_WHAT TO PRODUCE_:
Write out the data below in full. Keep it exact.

_RECORDS TO USE_:
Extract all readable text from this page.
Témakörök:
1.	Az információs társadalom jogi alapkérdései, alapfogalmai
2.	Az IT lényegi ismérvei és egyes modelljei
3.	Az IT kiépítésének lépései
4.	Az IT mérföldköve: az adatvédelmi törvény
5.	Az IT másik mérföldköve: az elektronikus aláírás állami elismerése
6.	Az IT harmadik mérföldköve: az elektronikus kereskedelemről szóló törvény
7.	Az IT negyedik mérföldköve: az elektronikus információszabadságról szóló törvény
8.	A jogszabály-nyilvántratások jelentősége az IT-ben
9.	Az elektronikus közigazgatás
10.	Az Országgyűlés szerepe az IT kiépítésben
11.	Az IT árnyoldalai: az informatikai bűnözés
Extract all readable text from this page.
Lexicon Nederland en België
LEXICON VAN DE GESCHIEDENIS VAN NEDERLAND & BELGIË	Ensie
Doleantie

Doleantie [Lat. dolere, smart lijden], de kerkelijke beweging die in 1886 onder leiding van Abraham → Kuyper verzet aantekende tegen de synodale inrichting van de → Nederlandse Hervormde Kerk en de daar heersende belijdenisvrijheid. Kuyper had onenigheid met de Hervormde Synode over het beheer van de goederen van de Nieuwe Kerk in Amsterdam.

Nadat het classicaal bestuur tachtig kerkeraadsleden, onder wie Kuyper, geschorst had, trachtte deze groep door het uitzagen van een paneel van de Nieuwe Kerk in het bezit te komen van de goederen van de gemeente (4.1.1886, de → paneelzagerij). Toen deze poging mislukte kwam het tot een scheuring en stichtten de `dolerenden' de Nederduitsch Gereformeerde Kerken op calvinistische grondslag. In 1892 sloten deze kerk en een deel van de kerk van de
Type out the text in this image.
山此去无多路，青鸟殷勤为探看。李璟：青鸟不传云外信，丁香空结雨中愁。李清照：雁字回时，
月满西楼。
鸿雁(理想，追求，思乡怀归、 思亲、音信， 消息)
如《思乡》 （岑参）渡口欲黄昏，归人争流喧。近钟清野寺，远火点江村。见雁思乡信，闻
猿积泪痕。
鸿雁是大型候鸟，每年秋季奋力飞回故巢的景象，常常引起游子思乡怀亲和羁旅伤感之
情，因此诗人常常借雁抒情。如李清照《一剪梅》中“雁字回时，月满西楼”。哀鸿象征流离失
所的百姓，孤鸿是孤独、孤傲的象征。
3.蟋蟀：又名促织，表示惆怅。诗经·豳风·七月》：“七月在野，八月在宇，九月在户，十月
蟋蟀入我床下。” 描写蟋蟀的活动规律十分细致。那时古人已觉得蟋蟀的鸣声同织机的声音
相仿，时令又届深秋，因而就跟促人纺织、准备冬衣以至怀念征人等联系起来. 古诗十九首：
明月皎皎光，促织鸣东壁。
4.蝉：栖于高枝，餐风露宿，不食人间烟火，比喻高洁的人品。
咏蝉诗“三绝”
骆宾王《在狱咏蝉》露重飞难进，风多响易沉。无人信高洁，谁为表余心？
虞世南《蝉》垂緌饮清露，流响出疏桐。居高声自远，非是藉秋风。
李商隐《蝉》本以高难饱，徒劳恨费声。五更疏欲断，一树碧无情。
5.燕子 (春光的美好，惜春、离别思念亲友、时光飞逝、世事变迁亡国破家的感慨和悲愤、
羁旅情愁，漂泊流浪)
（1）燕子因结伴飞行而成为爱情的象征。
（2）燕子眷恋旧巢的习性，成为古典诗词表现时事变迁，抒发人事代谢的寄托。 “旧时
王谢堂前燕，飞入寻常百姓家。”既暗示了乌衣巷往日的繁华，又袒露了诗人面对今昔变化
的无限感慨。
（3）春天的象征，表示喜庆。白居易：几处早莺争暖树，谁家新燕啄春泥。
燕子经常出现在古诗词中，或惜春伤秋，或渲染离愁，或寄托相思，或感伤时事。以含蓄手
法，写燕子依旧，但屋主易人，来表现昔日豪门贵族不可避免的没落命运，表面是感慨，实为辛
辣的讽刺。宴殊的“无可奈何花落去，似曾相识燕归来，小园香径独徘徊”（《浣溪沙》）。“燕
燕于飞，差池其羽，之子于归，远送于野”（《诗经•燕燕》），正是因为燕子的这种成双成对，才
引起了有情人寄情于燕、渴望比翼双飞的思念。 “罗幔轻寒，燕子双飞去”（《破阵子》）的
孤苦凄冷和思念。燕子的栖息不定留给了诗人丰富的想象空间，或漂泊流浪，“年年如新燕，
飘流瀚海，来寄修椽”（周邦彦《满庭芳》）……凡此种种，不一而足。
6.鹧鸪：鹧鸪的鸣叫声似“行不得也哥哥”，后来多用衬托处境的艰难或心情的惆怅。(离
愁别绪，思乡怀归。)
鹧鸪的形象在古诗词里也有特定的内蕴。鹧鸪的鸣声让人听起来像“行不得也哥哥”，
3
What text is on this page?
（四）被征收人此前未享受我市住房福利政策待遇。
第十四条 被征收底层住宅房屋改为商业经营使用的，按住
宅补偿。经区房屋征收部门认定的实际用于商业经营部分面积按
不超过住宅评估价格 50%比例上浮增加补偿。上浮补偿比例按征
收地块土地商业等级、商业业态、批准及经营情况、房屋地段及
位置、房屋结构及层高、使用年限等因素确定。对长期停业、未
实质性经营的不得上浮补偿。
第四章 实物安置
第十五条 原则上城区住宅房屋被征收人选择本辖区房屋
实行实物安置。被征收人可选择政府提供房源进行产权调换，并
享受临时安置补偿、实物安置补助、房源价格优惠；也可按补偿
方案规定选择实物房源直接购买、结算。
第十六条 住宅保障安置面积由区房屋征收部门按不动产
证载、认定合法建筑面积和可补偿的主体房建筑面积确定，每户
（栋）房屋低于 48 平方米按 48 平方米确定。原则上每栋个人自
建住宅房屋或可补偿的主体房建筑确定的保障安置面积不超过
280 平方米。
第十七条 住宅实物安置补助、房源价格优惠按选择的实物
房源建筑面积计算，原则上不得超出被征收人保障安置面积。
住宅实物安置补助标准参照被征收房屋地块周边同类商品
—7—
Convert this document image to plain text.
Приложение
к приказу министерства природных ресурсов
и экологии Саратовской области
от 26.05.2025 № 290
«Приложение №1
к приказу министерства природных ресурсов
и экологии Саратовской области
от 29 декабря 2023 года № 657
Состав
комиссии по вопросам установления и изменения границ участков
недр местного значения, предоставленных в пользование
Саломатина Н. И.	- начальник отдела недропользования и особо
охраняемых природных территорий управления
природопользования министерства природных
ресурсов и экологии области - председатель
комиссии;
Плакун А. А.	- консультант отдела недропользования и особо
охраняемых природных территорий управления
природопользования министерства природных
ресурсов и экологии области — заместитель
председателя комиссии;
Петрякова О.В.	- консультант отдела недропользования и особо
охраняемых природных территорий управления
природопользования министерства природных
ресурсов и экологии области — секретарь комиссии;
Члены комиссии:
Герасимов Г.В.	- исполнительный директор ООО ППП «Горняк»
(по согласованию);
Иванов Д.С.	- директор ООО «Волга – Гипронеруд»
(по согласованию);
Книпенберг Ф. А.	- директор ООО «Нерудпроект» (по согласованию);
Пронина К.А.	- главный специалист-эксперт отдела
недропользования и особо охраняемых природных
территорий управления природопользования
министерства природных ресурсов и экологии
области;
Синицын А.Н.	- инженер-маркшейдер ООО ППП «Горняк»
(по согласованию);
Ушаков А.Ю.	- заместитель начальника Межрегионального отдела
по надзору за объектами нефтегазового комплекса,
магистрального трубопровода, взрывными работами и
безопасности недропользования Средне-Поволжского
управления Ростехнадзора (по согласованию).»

_EXERCISE RESPONSE_:
Extract all readable text from this page.
Témakörök:
1.	Az információs társadalom jogi alapkérdései, alapfogalmai
2.	Az IT lényegi ismérvei és egyes modelljei
3.	Az IT kiépítésének lépései
4.	Az IT mérföldköve: az adatvédelmi törvény
5.	Az IT másik mérföldköve: az elektronikus aláírás állami elismerése
6.	Az IT harmadik mérföldköve: az elektronikus kereskedelemről szóló törvény
7.	Az IT negyedik mérföldköve: az elektronikus információszabadságról szóló törvény
8.	A jogszabály-nyilvántratások jelentősége az IT-ben
9.	Az elektronikus közigazgatás
10.	Az Országgyűlés szerepe az IT kiépítésben
11.	Az IT árnyoldalai: az informatikai bűnözés
Extract all readable text from this page.
Lexicon Nederland en België
LEXICON VAN DE GESCHIEDENIS VAN NEDERLAND & BELGIË	Ensie
Doleantie

Doleantie [Lat. dolere, smart lijden], de kerkelijke beweging die in 1886 onder leiding van Abraham → Kuyper verzet aantekende tegen de synodale inrichting van de → Nederlandse Hervormde Kerk en de daar heersende belijdenisvrijheid. Kuyper had onenigheid met de Hervormde Synode over het beheer van de goederen van de Nieuwe Kerk in Amsterdam.

Nadat het classicaal bestuur tachtig kerkeraadsleden, onder wie Kuyper, geschorst had, trachtte deze groep door het uitzagen van een paneel van de Nieuwe Kerk in het bezit te komen van de goederen van de gemeente (4.1.1886, de → paneelzagerij). Toen deze poging mislukte kwam het tot een scheuring en stichtten de `dolerenden' de Nederduitsch Gereformeerde Kerken op calvinistische grondslag. In 1892 sloten deze kerk en een deel van de kerk van de
Type out the text in this image.
山此去无多路，青鸟殷勤为探看。李璟：青鸟不传云外信，丁香空结雨中愁。李清照：雁字回时，
月满西楼。
鸿雁(理想，追求，思乡怀归、 思亲、音信， 消息)
如《思乡》 （岑参）渡口欲黄昏，归人争流喧。近钟清野寺，远火点江村。见雁思乡信，闻
猿积泪痕。
鸿雁是大型候鸟，每年秋季奋力飞回故巢的景象，常常引起游子思乡怀亲和羁旅伤感之
情，因此诗人常常借雁抒情。如李清照《一剪梅》中“雁字回时，月满西楼”。哀鸿象征流离失
所的百姓，孤鸿是孤独、孤傲的象征。
3.蟋蟀：又名促织，表示惆怅。诗经·豳风·七月》：“七月在野，八月在宇，九月在户，十月
蟋蟀入我床下。” 描写蟋蟀的活动规律十分细致。那时古人已觉得蟋蟀的鸣声同织机的声音
相仿，时令又届深秋，因而就跟促人纺织、准备冬衣以至怀念征人等联系起来. 古诗十九首：
明月皎皎光，促织鸣东壁。
4.蝉：栖于高枝，餐风露宿，不食人间烟火，比喻高洁的人品。
咏蝉诗“三绝”
骆宾王《在狱咏蝉》露重飞难进，风多响易沉。无人信高洁，谁为表余心？
虞世南《蝉》垂緌饮清露，流响出疏桐。居高声自远，非是藉秋风。
李商隐《蝉》本以高难饱，徒劳恨费声。五更疏欲断，一树碧无情。
5.燕子 (春光的美好，惜春、离别思念亲友、时光飞逝、世事变迁亡国破家的感慨和悲愤、
羁旅情愁，漂泊流浪)
（1）燕子因结伴飞行而成为爱情的象征。
（2）燕子眷恋旧巢的习性，成为古典诗词表现时事变迁，抒发人事代谢的寄托。 “旧时
王谢堂前燕，飞入寻常百姓家。”既暗示了乌衣巷往日的繁华，又袒露了诗人面对今昔变化
的无限感慨。
（3）春天的象征，表示喜庆。白居易：几处早莺争暖树，谁家新燕啄春泥。
燕子经常出现在古诗词中，或惜春伤秋，或渲染离愁，或寄托相思，或感伤时事。以含蓄手
法，写燕子依旧，但屋主易人，来表现昔日豪门贵族不可避免的没落命运，表面是感慨，实为辛
辣的讽刺。宴殊的“无可奈何花落去，似曾相识燕归来，小园香径独徘徊”（《浣溪沙》）。“燕
燕于飞，差池其羽，之子于归，远送于野”（《诗经•燕燕》），正是因为燕子的这种成双成对，才
引起了有情人寄情于燕、渴望比翼双飞的思念。 “罗幔轻寒，燕子双飞去”（《破阵子》）的
孤苦凄冷和思念。燕子的栖息不定留给了诗人丰富的想象空间，或漂泊流浪，“年年如新燕，
飘流瀚海，来寄修椽”（周邦彦《满庭芳》）……凡此种种，不一而足。
6.鹧鸪：鹧鸪的鸣叫声似“行不得也哥哥”，后来多用衬托处境的艰难或心情的惆怅。(离
愁别绪，思乡怀归。)
鹧鸪的形象在古诗词里也有特定的内蕴。鹧鸪的鸣声让人听起来像“行不得也哥哥”，
3
What text is on this page?
（四）被征收人此前未享受我市住房福利政策待遇。
第十四条 被征收底层住宅房屋改为商业经营使用的，按住
宅补偿。经区房屋征收部门认定的实际用于商业经营部分面积按
不超过住宅评估价格 50%比例上浮增加补偿。上浮补偿比例按征
收地块土地商业等级、商业业态、批准及经营情况、房屋地段及
位置、房屋结构及层高、使用年限等因素确定。对长期停业、未
实质性经营的不得上浮补偿。
第四章 实物安置
第十五条 原则上城区住宅房屋被征收人选择本辖区房屋
实行实物安置。被征收人可选择政府提供房源进行产权调换，并
享受临时安置补偿、实物安置补助、房源价格优惠；也可按补偿
方案规定选择实物房源直接购买、结算。
第十六条 住宅保障安置面积由区房屋征收部门按不动产
证载、认定合法建筑面积和可补偿的主体房建筑面积确定，每户
（栋）房屋低于 48 平方米按 48 平方米确定。原则上每栋个人自
建住宅房屋或可补偿的主体房建筑确定的保障安置面积不超过
280 平方米。
第十七条 住宅实物安置补助、房源价格优惠按选择的实物
房源建筑面积计算，原则上不得超出被征收人保障安置面积。
住宅实物安置补助标准参照被征收房屋地块周边同类商品
—7—
Convert this document image to plain text.
Приложение
к приказу министерства природных ресурсов
и экологии Саратовской области
от 26.05.2025 № 290
«Приложение №1
к приказу министерства природных ресурсов
и экологии Саратовской области
от 29 декабря 2023 года № 657
Состав
комиссии по вопросам установления и изменения границ участков
недр местного значения, предоставленных в пользование
Саломатина Н. И.	- начальник отдела недропользования и особо
охраняемых природных территорий управления
природопользования министерства природных
ресурсов и экологии области - председатель
комиссии;
Плакун А. А.	- консультант отдела недропользования и особо
охраняемых природных территорий управления
природопользования министерства природных
ресурсов и экологии области — заместитель
председателя комиссии;
Петрякова О.В.	- консультант отдела недропользования и особо
охраняемых природных территорий управления
природопользования министерства природных
ресурсов и экологии области — секретарь комиссии;
Члены комиссии:
Герасимов Г.В.	- исполнительный директор ООО ППП «Горняк»
(по согласованию);
Иванов Д.С.	- директор ООО «Волга – Гипронеруд»
(по согласованию);
Книпенберг Ф. А.	- директор ООО «Нерудпроект» (по согласованию);
Пронина К.А.	- главный специалист-эксперт отдела
недропользования и особо охраняемых природных
территорий управления природопользования
министерства природных ресурсов и экологии
области;
Синицын А.Н.	- инженер-маркшейдер ООО ППП «Горняк»
(по согласованию);
Ушаков А.Ю.	- заместитель начальника Межрегионального отдела
по надзору за объектами нефтегазового комплекса,
магистрального трубопровода, взрывными работами и
безопасности недропользования Средне-Поволжского
управления Ростехнадзора (по согласованию).»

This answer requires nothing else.